● **EXERCISE MATERIAL**
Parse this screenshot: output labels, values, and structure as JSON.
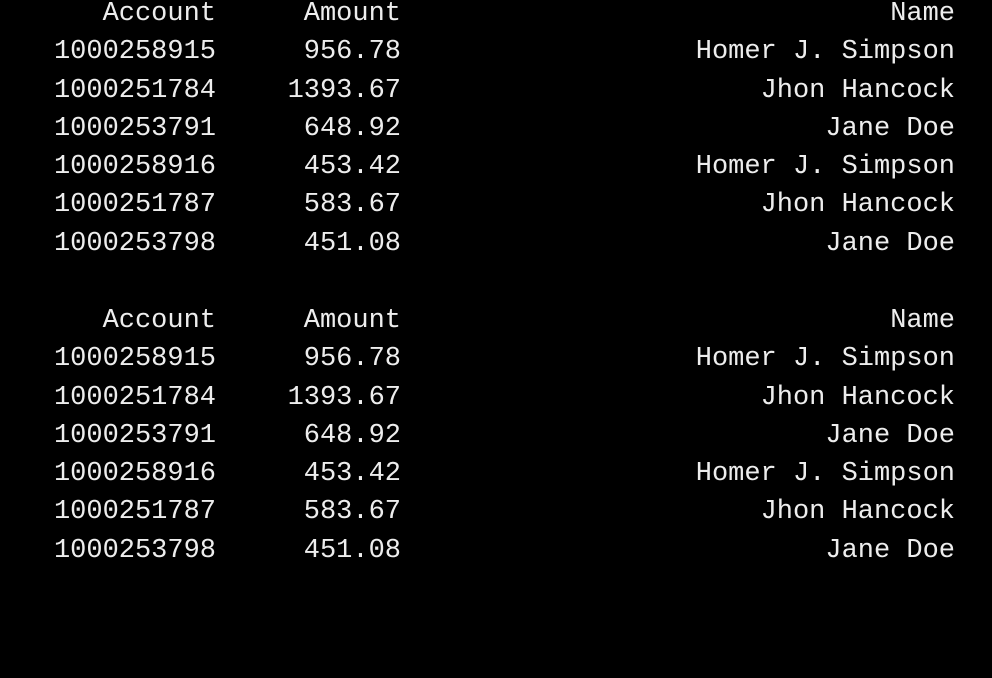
{
  "colors": {
    "background": "#000000",
    "text": "#ededed"
  },
  "tables": [
    {
      "headers": {
        "account": "Account",
        "amount": "Amount",
        "name": "Name"
      },
      "rows": [
        {
          "account": "1000258915",
          "amount": "956.78",
          "name": "Homer J. Simpson"
        },
        {
          "account": "1000251784",
          "amount": "1393.67",
          "name": "Jhon Hancock"
        },
        {
          "account": "1000253791",
          "amount": "648.92",
          "name": "Jane Doe"
        },
        {
          "account": "1000258916",
          "amount": "453.42",
          "name": "Homer J. Simpson"
        },
        {
          "account": "1000251787",
          "amount": "583.67",
          "name": "Jhon Hancock"
        },
        {
          "account": "1000253798",
          "amount": "451.08",
          "name": "Jane Doe"
        }
      ]
    },
    {
      "headers": {
        "account": "Account",
        "amount": "Amount",
        "name": "Name"
      },
      "rows": [
        {
          "account": "1000258915",
          "amount": "956.78",
          "name": "Homer J. Simpson"
        },
        {
          "account": "1000251784",
          "amount": "1393.67",
          "name": "Jhon Hancock"
        },
        {
          "account": "1000253791",
          "amount": "648.92",
          "name": "Jane Doe"
        },
        {
          "account": "1000258916",
          "amount": "453.42",
          "name": "Homer J. Simpson"
        },
        {
          "account": "1000251787",
          "amount": "583.67",
          "name": "Jhon Hancock"
        },
        {
          "account": "1000253798",
          "amount": "451.08",
          "name": "Jane Doe"
        }
      ]
    }
  ]
}
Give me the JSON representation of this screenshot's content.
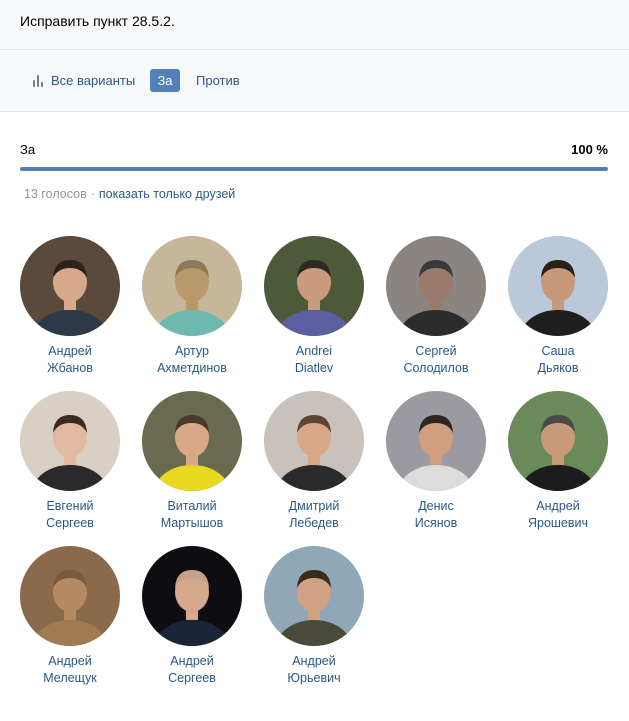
{
  "header": {
    "title": "Исправить пункт 28.5.2."
  },
  "tabs": {
    "all_label": "Все варианты",
    "for_label": "За",
    "against_label": "Против"
  },
  "result": {
    "label": "За",
    "percent_text": "100 %",
    "percent": 100
  },
  "meta": {
    "votes_count": "13 голосов",
    "separator": "·",
    "friends_link": "показать только друзей"
  },
  "colors": {
    "accent": "#5181b8",
    "link": "#2a5885",
    "muted": "#939393"
  },
  "voters": [
    {
      "first": "Андрей",
      "last": "Жбанов",
      "avatar_bg": "#5a4a3c",
      "skin": "#d8a88a",
      "cloth": "#2d3a4a",
      "hair": "#2b221c"
    },
    {
      "first": "Артур",
      "last": "Ахметдинов",
      "avatar_bg": "#c7b79a",
      "skin": "#b89a6a",
      "cloth": "#6fb8b0",
      "hair": "#8a7a5a"
    },
    {
      "first": "Andrei",
      "last": "Diatlev",
      "avatar_bg": "#4d5a3a",
      "skin": "#c99a7c",
      "cloth": "#5a5fa0",
      "hair": "#2e2a22"
    },
    {
      "first": "Сергей",
      "last": "Солодилов",
      "avatar_bg": "#8a8580",
      "skin": "#9a7a6a",
      "cloth": "#2c2c2c",
      "hair": "#3a3a3a"
    },
    {
      "first": "Саша",
      "last": "Дьяков",
      "avatar_bg": "#b9c9d9",
      "skin": "#c7987a",
      "cloth": "#1e1e1e",
      "hair": "#2a2018"
    },
    {
      "first": "Евгений",
      "last": "Сергеев",
      "avatar_bg": "#d9cfc2",
      "skin": "#e0b9a0",
      "cloth": "#2a2a2a",
      "hair": "#3a2a20"
    },
    {
      "first": "Виталий",
      "last": "Мартышов",
      "avatar_bg": "#6a6a50",
      "skin": "#d9a889",
      "cloth": "#e8d820",
      "hair": "#4a3a2a"
    },
    {
      "first": "Дмитрий",
      "last": "Лебедев",
      "avatar_bg": "#c9c2bc",
      "skin": "#d8a788",
      "cloth": "#2a2a2a",
      "hair": "#5a4432"
    },
    {
      "first": "Денис",
      "last": "Исянов",
      "avatar_bg": "#9a9aa0",
      "skin": "#d19e80",
      "cloth": "#dcdcdc",
      "hair": "#2e2620"
    },
    {
      "first": "Андрей",
      "last": "Ярошевич",
      "avatar_bg": "#6a8a5a",
      "skin": "#c99a7a",
      "cloth": "#1c1c1c",
      "hair": "#4a4a4a"
    },
    {
      "first": "Андрей",
      "last": "Мелещук",
      "avatar_bg": "#8a6a4a",
      "skin": "#b58a62",
      "cloth": "#a07a52",
      "hair": "#7a5a3a"
    },
    {
      "first": "Андрей",
      "last": "Сергеев",
      "avatar_bg": "#0e0e12",
      "skin": "#d6a98c",
      "cloth": "#1a2436",
      "hair": "#c7a088"
    },
    {
      "first": "Андрей",
      "last": "Юрьевич",
      "avatar_bg": "#8fa7b7",
      "skin": "#d1a184",
      "cloth": "#4a4a3a",
      "hair": "#3a2a20"
    }
  ]
}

● **SHORT TASK**
Copy out all of the material exactly as written, without its pictures.

● **RESULT**
Parse this screenshot: output labels, values, and structure as JSON.
{
  "colors": {
    "background": "#000000",
    "text": "#ededed"
  },
  "tables": [
    {
      "headers": {
        "account": "Account",
        "amount": "Amount",
        "name": "Name"
      },
      "rows": [
        {
          "account": "1000258915",
          "amount": "956.78",
          "name": "Homer J. Simpson"
        },
        {
          "account": "1000251784",
          "amount": "1393.67",
          "name": "Jhon Hancock"
        },
        {
          "account": "1000253791",
          "amount": "648.92",
          "name": "Jane Doe"
        },
        {
          "account": "1000258916",
          "amount": "453.42",
          "name": "Homer J. Simpson"
        },
        {
          "account": "1000251787",
          "amount": "583.67",
          "name": "Jhon Hancock"
        },
        {
          "account": "1000253798",
          "amount": "451.08",
          "name": "Jane Doe"
        }
      ]
    },
    {
      "headers": {
        "account": "Account",
        "amount": "Amount",
        "name": "Name"
      },
      "rows": [
        {
          "account": "1000258915",
          "amount": "956.78",
          "name": "Homer J. Simpson"
        },
        {
          "account": "1000251784",
          "amount": "1393.67",
          "name": "Jhon Hancock"
        },
        {
          "account": "1000253791",
          "amount": "648.92",
          "name": "Jane Doe"
        },
        {
          "account": "1000258916",
          "amount": "453.42",
          "name": "Homer J. Simpson"
        },
        {
          "account": "1000251787",
          "amount": "583.67",
          "name": "Jhon Hancock"
        },
        {
          "account": "1000253798",
          "amount": "451.08",
          "name": "Jane Doe"
        }
      ]
    }
  ]
}
Give me the JSON representation of this screenshot's content.
{
  "header": {
    "title": "Исправить пункт 28.5.2."
  },
  "tabs": {
    "all_label": "Все варианты",
    "for_label": "За",
    "against_label": "Против"
  },
  "result": {
    "label": "За",
    "percent_text": "100 %",
    "percent": 100
  },
  "meta": {
    "votes_count": "13 голосов",
    "separator": "·",
    "friends_link": "показать только друзей"
  },
  "colors": {
    "accent": "#5181b8",
    "link": "#2a5885",
    "muted": "#939393"
  },
  "voters": [
    {
      "first": "Андрей",
      "last": "Жбанов",
      "avatar_bg": "#5a4a3c",
      "skin": "#d8a88a",
      "cloth": "#2d3a4a",
      "hair": "#2b221c"
    },
    {
      "first": "Артур",
      "last": "Ахметдинов",
      "avatar_bg": "#c7b79a",
      "skin": "#b89a6a",
      "cloth": "#6fb8b0",
      "hair": "#8a7a5a"
    },
    {
      "first": "Andrei",
      "last": "Diatlev",
      "avatar_bg": "#4d5a3a",
      "skin": "#c99a7c",
      "cloth": "#5a5fa0",
      "hair": "#2e2a22"
    },
    {
      "first": "Сергей",
      "last": "Солодилов",
      "avatar_bg": "#8a8580",
      "skin": "#9a7a6a",
      "cloth": "#2c2c2c",
      "hair": "#3a3a3a"
    },
    {
      "first": "Саша",
      "last": "Дьяков",
      "avatar_bg": "#b9c9d9",
      "skin": "#c7987a",
      "cloth": "#1e1e1e",
      "hair": "#2a2018"
    },
    {
      "first": "Евгений",
      "last": "Сергеев",
      "avatar_bg": "#d9cfc2",
      "skin": "#e0b9a0",
      "cloth": "#2a2a2a",
      "hair": "#3a2a20"
    },
    {
      "first": "Виталий",
      "last": "Мартышов",
      "avatar_bg": "#6a6a50",
      "skin": "#d9a889",
      "cloth": "#e8d820",
      "hair": "#4a3a2a"
    },
    {
      "first": "Дмитрий",
      "last": "Лебедев",
      "avatar_bg": "#c9c2bc",
      "skin": "#d8a788",
      "cloth": "#2a2a2a",
      "hair": "#5a4432"
    },
    {
      "first": "Денис",
      "last": "Исянов",
      "avatar_bg": "#9a9aa0",
      "skin": "#d19e80",
      "cloth": "#dcdcdc",
      "hair": "#2e2620"
    },
    {
      "first": "Андрей",
      "last": "Ярошевич",
      "avatar_bg": "#6a8a5a",
      "skin": "#c99a7a",
      "cloth": "#1c1c1c",
      "hair": "#4a4a4a"
    },
    {
      "first": "Андрей",
      "last": "Мелещук",
      "avatar_bg": "#8a6a4a",
      "skin": "#b58a62",
      "cloth": "#a07a52",
      "hair": "#7a5a3a"
    },
    {
      "first": "Андрей",
      "last": "Сергеев",
      "avatar_bg": "#0e0e12",
      "skin": "#d6a98c",
      "cloth": "#1a2436",
      "hair": "#c7a088"
    },
    {
      "first": "Андрей",
      "last": "Юрьевич",
      "avatar_bg": "#8fa7b7",
      "skin": "#d1a184",
      "cloth": "#4a4a3a",
      "hair": "#3a2a20"
    }
  ]
}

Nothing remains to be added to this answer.